-- Exercise --
Write out the whole listing, matching it exactly.

Stored entries
************

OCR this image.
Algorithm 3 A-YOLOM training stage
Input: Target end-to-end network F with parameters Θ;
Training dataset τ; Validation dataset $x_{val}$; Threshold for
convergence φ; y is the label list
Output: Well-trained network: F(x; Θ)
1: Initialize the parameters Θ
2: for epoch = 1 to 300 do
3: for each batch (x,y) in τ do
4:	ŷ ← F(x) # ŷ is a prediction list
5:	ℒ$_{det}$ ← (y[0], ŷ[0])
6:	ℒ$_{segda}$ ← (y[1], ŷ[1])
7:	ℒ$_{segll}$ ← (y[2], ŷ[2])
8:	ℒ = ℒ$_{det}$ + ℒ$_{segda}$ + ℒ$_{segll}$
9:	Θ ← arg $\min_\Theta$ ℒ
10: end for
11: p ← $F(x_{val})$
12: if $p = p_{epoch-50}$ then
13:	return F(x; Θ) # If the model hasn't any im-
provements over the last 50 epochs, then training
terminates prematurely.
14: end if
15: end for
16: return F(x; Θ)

************

-- Full response --
OCR this image.
Algorithm 3 A-YOLOM training stage
Input: Target end-to-end network F with parameters Θ;
Training dataset τ; Validation dataset $x_{val}$; Threshold for
convergence φ; y is the label list
Output: Well-trained network: F(x; Θ)
1: Initialize the parameters Θ
2: for epoch = 1 to 300 do
3: for each batch (x,y) in τ do
4:	ŷ ← F(x) # ŷ is a prediction list
5:	ℒ$_{det}$ ← (y[0], ŷ[0])
6:	ℒ$_{segda}$ ← (y[1], ŷ[1])
7:	ℒ$_{segll}$ ← (y[2], ŷ[2])
8:	ℒ = ℒ$_{det}$ + ℒ$_{segda}$ + ℒ$_{segll}$
9:	Θ ← arg $\min_\Theta$ ℒ
10: end for
11: p ← $F(x_{val})$
12: if $p = p_{epoch-50}$ then
13:	return F(x; Θ) # If the model hasn't any im-
provements over the last 50 epochs, then training
terminates prematurely.
14: end if
15: end for
16: return F(x; Θ)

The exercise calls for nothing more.